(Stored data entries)

===============

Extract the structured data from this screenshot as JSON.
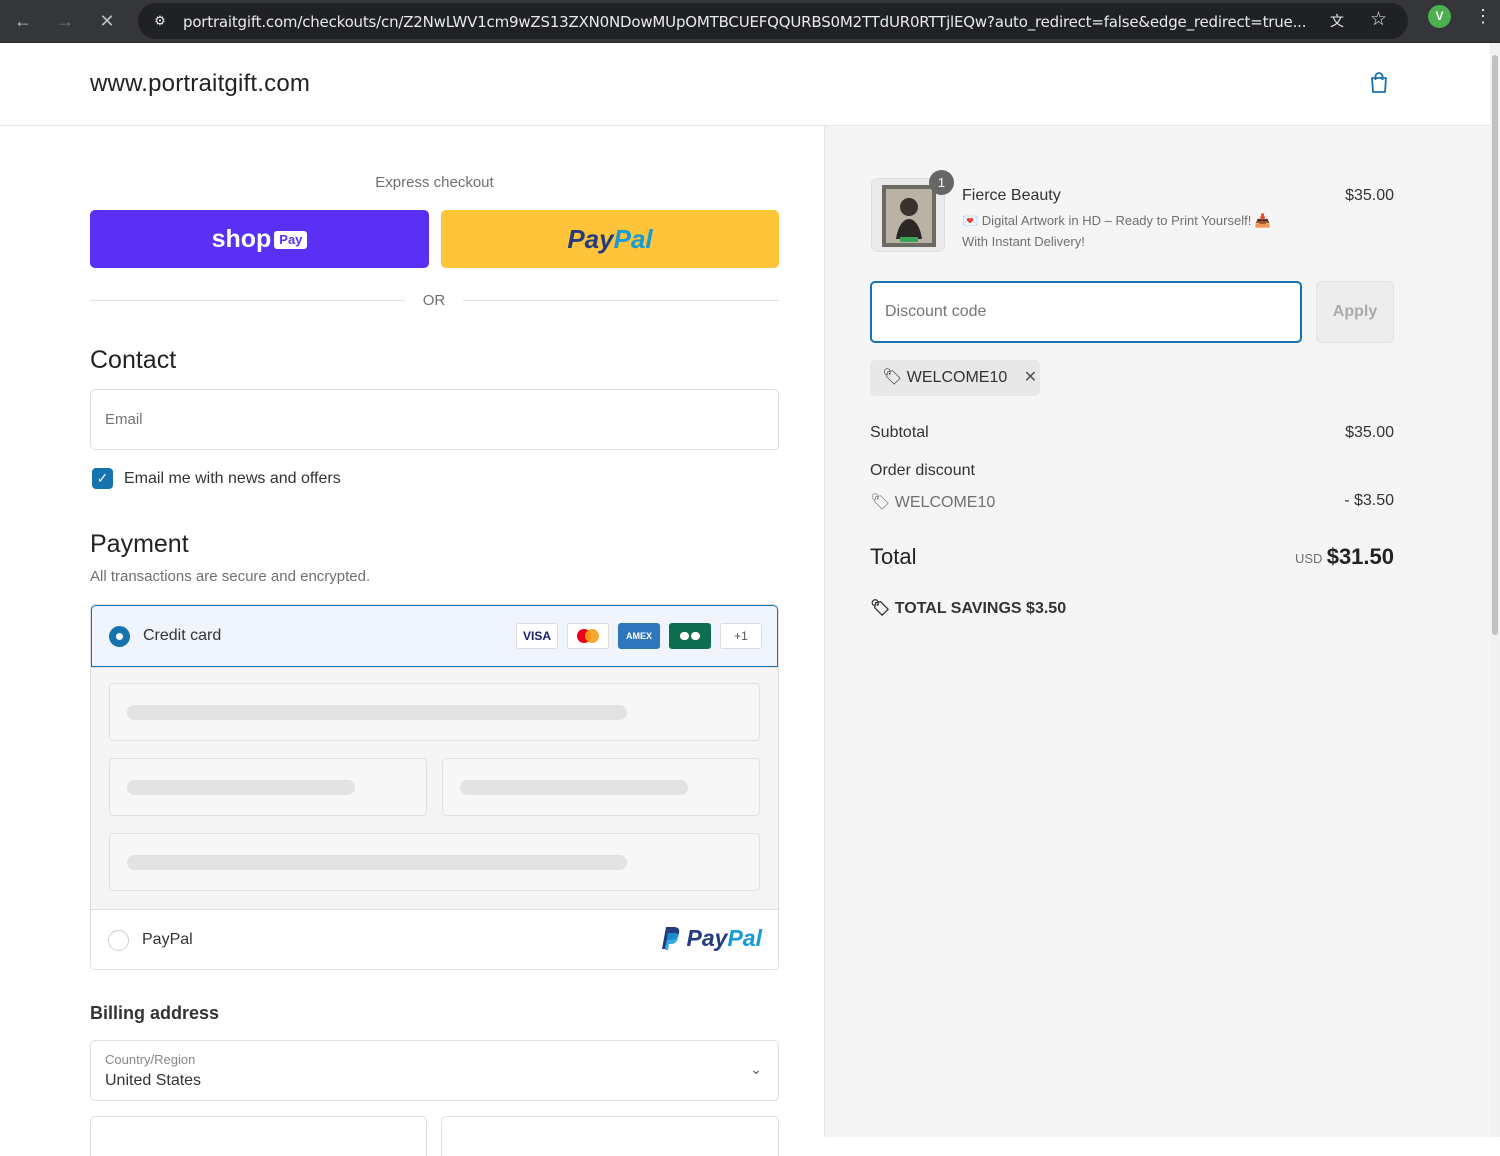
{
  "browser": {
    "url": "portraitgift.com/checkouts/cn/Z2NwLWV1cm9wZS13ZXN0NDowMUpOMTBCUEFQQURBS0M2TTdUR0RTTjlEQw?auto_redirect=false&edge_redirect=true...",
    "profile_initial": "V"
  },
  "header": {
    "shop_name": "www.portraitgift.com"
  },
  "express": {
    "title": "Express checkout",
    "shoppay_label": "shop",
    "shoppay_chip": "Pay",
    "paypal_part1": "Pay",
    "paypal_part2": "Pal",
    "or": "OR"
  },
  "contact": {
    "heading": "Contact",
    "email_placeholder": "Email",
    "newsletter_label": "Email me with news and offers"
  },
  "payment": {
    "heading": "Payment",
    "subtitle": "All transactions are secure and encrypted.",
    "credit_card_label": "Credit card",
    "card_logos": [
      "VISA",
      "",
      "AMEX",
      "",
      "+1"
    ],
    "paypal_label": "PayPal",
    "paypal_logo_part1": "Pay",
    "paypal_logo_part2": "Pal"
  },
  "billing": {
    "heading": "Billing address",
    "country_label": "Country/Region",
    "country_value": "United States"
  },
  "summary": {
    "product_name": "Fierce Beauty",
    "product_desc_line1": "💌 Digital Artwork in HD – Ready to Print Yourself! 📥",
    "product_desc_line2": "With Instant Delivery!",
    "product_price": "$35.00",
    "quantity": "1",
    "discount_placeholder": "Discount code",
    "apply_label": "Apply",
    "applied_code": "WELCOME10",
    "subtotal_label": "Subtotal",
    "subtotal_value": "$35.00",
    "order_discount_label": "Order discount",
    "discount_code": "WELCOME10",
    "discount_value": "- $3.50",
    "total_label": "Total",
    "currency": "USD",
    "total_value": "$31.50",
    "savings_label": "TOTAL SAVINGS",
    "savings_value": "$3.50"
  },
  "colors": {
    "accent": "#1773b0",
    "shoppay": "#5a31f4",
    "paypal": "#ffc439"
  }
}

===============

* _To do_
Every entry above needs to be retyped exactly; drop the pictures.

* _Answer to this exercise_
Extract the structured data from this screenshot as JSON.
{
  "browser": {
    "url": "portraitgift.com/checkouts/cn/Z2NwLWV1cm9wZS13ZXN0NDowMUpOMTBCUEFQQURBS0M2TTdUR0RTTjlEQw?auto_redirect=false&edge_redirect=true...",
    "profile_initial": "V"
  },
  "header": {
    "shop_name": "www.portraitgift.com"
  },
  "express": {
    "title": "Express checkout",
    "shoppay_label": "shop",
    "shoppay_chip": "Pay",
    "paypal_part1": "Pay",
    "paypal_part2": "Pal",
    "or": "OR"
  },
  "contact": {
    "heading": "Contact",
    "email_placeholder": "Email",
    "newsletter_label": "Email me with news and offers"
  },
  "payment": {
    "heading": "Payment",
    "subtitle": "All transactions are secure and encrypted.",
    "credit_card_label": "Credit card",
    "card_logos": [
      "VISA",
      "",
      "AMEX",
      "",
      "+1"
    ],
    "paypal_label": "PayPal",
    "paypal_logo_part1": "Pay",
    "paypal_logo_part2": "Pal"
  },
  "billing": {
    "heading": "Billing address",
    "country_label": "Country/Region",
    "country_value": "United States"
  },
  "summary": {
    "product_name": "Fierce Beauty",
    "product_desc_line1": "💌 Digital Artwork in HD – Ready to Print Yourself! 📥",
    "product_desc_line2": "With Instant Delivery!",
    "product_price": "$35.00",
    "quantity": "1",
    "discount_placeholder": "Discount code",
    "apply_label": "Apply",
    "applied_code": "WELCOME10",
    "subtotal_label": "Subtotal",
    "subtotal_value": "$35.00",
    "order_discount_label": "Order discount",
    "discount_code": "WELCOME10",
    "discount_value": "- $3.50",
    "total_label": "Total",
    "currency": "USD",
    "total_value": "$31.50",
    "savings_label": "TOTAL SAVINGS",
    "savings_value": "$3.50"
  },
  "colors": {
    "accent": "#1773b0",
    "shoppay": "#5a31f4",
    "paypal": "#ffc439"
  }
}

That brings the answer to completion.